## Data for this task
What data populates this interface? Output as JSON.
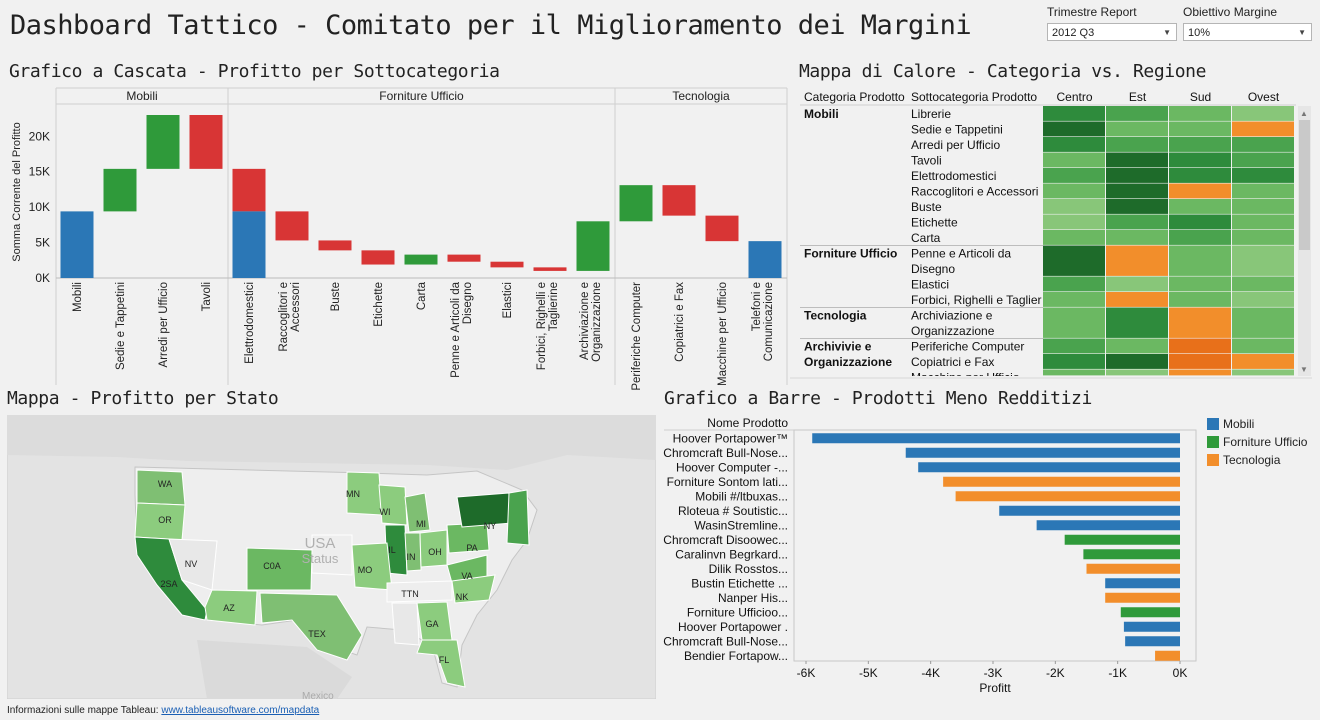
{
  "header": {
    "title": "Dashboard Tattico - Comitato per il Miglioramento dei Margini",
    "filters": [
      {
        "label": "Trimestre Report",
        "value": "2012 Q3"
      },
      {
        "label": "Obiettivo Margine",
        "value": "10%"
      }
    ]
  },
  "colors": {
    "Mobili": "#2b77b6",
    "Forniture Ufficio": "#2f9a3a",
    "Tecnologia": "#f28e2b",
    "positive": "#2f9a3a",
    "negative": "#d83535",
    "total": "#2b77b6"
  },
  "waterfall": {
    "title": "Grafico a Cascata - Profitto per Sottocategoria",
    "ylabel": "Somma Corrente del Profitto",
    "y_ticks": [
      "0K",
      "5K",
      "10K",
      "15K",
      "20K"
    ],
    "groups": [
      "Mobili",
      "Forniture Ufficio",
      "Tecnologia"
    ],
    "chart_data": {
      "type": "bar",
      "subtype": "waterfall",
      "ylim": [
        0,
        24000
      ],
      "bars": [
        {
          "group": "Mobili",
          "label": "Mobili",
          "start": 0,
          "end": 9400,
          "kind": "total"
        },
        {
          "group": "Mobili",
          "label": "Sedie e Tappetini",
          "start": 9400,
          "end": 15400,
          "kind": "up"
        },
        {
          "group": "Mobili",
          "label": "Arredi per Ufficio",
          "start": 15400,
          "end": 23000,
          "kind": "up"
        },
        {
          "group": "Mobili",
          "label": "Tavoli",
          "start": 23000,
          "end": 15400,
          "kind": "down"
        },
        {
          "group": "Forniture Ufficio",
          "label": "Elettrodomestici",
          "start": 0,
          "end": 9400,
          "kind": "total",
          "overlay": {
            "start": 15400,
            "end": 9400
          }
        },
        {
          "group": "Forniture Ufficio",
          "label": "Raccoglitori e Accessori",
          "start": 9400,
          "end": 5300,
          "kind": "down"
        },
        {
          "group": "Forniture Ufficio",
          "label": "Buste",
          "start": 5300,
          "end": 3900,
          "kind": "down"
        },
        {
          "group": "Forniture Ufficio",
          "label": "Etichette",
          "start": 3900,
          "end": 1900,
          "kind": "down"
        },
        {
          "group": "Forniture Ufficio",
          "label": "Carta",
          "start": 1900,
          "end": 3300,
          "kind": "up"
        },
        {
          "group": "Forniture Ufficio",
          "label": "Penne e Articoli da Disegno",
          "start": 3300,
          "end": 2300,
          "kind": "down"
        },
        {
          "group": "Forniture Ufficio",
          "label": "Elastici",
          "start": 2300,
          "end": 1500,
          "kind": "down"
        },
        {
          "group": "Forniture Ufficio",
          "label": "Forbici, Righelli e Taglierine",
          "start": 1500,
          "end": 1000,
          "kind": "down"
        },
        {
          "group": "Forniture Ufficio",
          "label": "Archiviazione e Organizzazione",
          "start": 1000,
          "end": 8000,
          "kind": "up"
        },
        {
          "group": "Tecnologia",
          "label": "Periferiche Computer",
          "start": 8000,
          "end": 13100,
          "kind": "up"
        },
        {
          "group": "Tecnologia",
          "label": "Copiatrici e Fax",
          "start": 13100,
          "end": 8800,
          "kind": "down"
        },
        {
          "group": "Tecnologia",
          "label": "Macchine per Ufficio",
          "start": 8800,
          "end": 5200,
          "kind": "down"
        },
        {
          "group": "Tecnologia",
          "label": "Telefoni e Comunicazione",
          "start": 0,
          "end": 5200,
          "kind": "total"
        }
      ]
    }
  },
  "heatmap": {
    "title": "Mappa di Calore - Categoria vs. Regione",
    "headers": [
      "Categoria Prodotto",
      "Sottocategoria Prodotto",
      "Centro",
      "Est",
      "Sud",
      "Ovest"
    ],
    "palette": {
      "1": "#1e6b2a",
      "2": "#2e8b3c",
      "3": "#4aa34e",
      "4": "#6bb862",
      "5": "#88c679",
      "6": "#f28e2b",
      "7": "#e8701a"
    },
    "groups": [
      {
        "category": "Mobili",
        "rows": [
          {
            "sub": "Librerie",
            "levels": [
              2,
              3,
              4,
              5
            ]
          },
          {
            "sub": "Sedie e Tappetini",
            "levels": [
              1,
              4,
              4,
              6
            ]
          },
          {
            "sub": "Arredi per Ufficio",
            "levels": [
              2,
              3,
              3,
              3
            ]
          },
          {
            "sub": "Tavoli",
            "levels": [
              4,
              1,
              2,
              3
            ]
          },
          {
            "sub": "Elettrodomestici",
            "levels": [
              3,
              1,
              2,
              2
            ]
          },
          {
            "sub": "Raccoglitori e Accessori",
            "levels": [
              4,
              1,
              6,
              4
            ]
          },
          {
            "sub": "Buste",
            "levels": [
              5,
              1,
              4,
              4
            ]
          },
          {
            "sub": "Etichette",
            "levels": [
              5,
              3,
              2,
              4
            ]
          },
          {
            "sub": "Carta",
            "levels": [
              4,
              4,
              3,
              4
            ]
          }
        ]
      },
      {
        "category": "Forniture Ufficio",
        "rows": [
          {
            "sub": "Penne e Articoli da Disegno",
            "levels": [
              1,
              6,
              4,
              5
            ],
            "tall": true
          },
          {
            "sub": "Elastici",
            "levels": [
              3,
              5,
              4,
              4
            ]
          },
          {
            "sub": "Forbici, Righelli e Taglier",
            "levels": [
              4,
              6,
              4,
              5
            ]
          }
        ]
      },
      {
        "category": "Tecnologia",
        "rows": [
          {
            "sub": "Archiviazione e Organizzazione",
            "levels": [
              4,
              2,
              6,
              4
            ],
            "tall": true
          }
        ]
      },
      {
        "category": "Archivivie e Organizzazione",
        "rows": [
          {
            "sub": "Periferiche Computer",
            "levels": [
              3,
              4,
              7,
              4
            ]
          },
          {
            "sub": "Copiatrici e Fax",
            "levels": [
              2,
              1,
              7,
              6
            ]
          },
          {
            "sub": "Macchine per Ufficio",
            "levels": [
              4,
              5,
              6,
              5
            ],
            "clipped": true
          }
        ]
      }
    ]
  },
  "map": {
    "title": "Mappa - Profitto per Stato",
    "watermark": [
      "USA",
      "Status"
    ],
    "state_labels": [
      "WA",
      "OR",
      "2SA",
      "NV",
      "AZ",
      "C0A",
      "MN",
      "WI",
      "MI",
      "IL",
      "IN",
      "OH",
      "PA",
      "NY",
      "MO",
      "TTN",
      "VA",
      "NK",
      "TEX",
      "GA",
      "FL"
    ],
    "footer_text": "Informazioni sulle mappe Tableau:",
    "footer_link": "www.tableausoftware.com/mapdata"
  },
  "bar_chart": {
    "title": "Grafico a Barre - Prodotti Meno Redditizi",
    "column_header": "Nome Prodotto",
    "xlabel": "Profitt",
    "x_ticks": [
      "-6K",
      "-5K",
      "-4K",
      "-3K",
      "-2K",
      "-1K",
      "0K"
    ],
    "legend": [
      "Mobili",
      "Forniture Ufficio",
      "Tecnologia"
    ],
    "chart_data": {
      "type": "bar",
      "orientation": "horizontal",
      "xlim": [
        -6000,
        0
      ],
      "categories": [
        "Hoover Portapower™",
        "Chromcraft Bull-Nose...",
        "Hoover Computer -...",
        "Forniture Sontom lati...",
        "Mobili #/ltbuxas...",
        "Rloteua # Soutistic...",
        "WasinStremline...",
        "Chromcraft Disoowec...",
        "Caralinvn Begrkard...",
        "Dilik Rosstos...",
        "Bustin Etichette ...",
        "Nanper His...",
        "Forniture Ufficioo...",
        "Hoover Portapower .",
        "Chromcraft Bull-Nose...",
        "Bendier Fortapow..."
      ],
      "values": [
        -5900,
        -4400,
        -4200,
        -3800,
        -3600,
        -2900,
        -2300,
        -1850,
        -1550,
        -1500,
        -1200,
        -1200,
        -950,
        -900,
        -880,
        -400
      ],
      "series_of": [
        "Mobili",
        "Mobili",
        "Mobili",
        "Tecnologia",
        "Tecnologia",
        "Mobili",
        "Mobili",
        "Forniture Ufficio",
        "Forniture Ufficio",
        "Tecnologia",
        "Mobili",
        "Tecnologia",
        "Forniture Ufficio",
        "Mobili",
        "Mobili",
        "Tecnologia"
      ]
    }
  }
}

## Stated task
Copy out all lines above that include the string "Sottocategoria".

## Answer to the exercise
    "title": "Grafico a Cascata - Profitto per Sottocategoria",
      "Sottocategoria Prodotto",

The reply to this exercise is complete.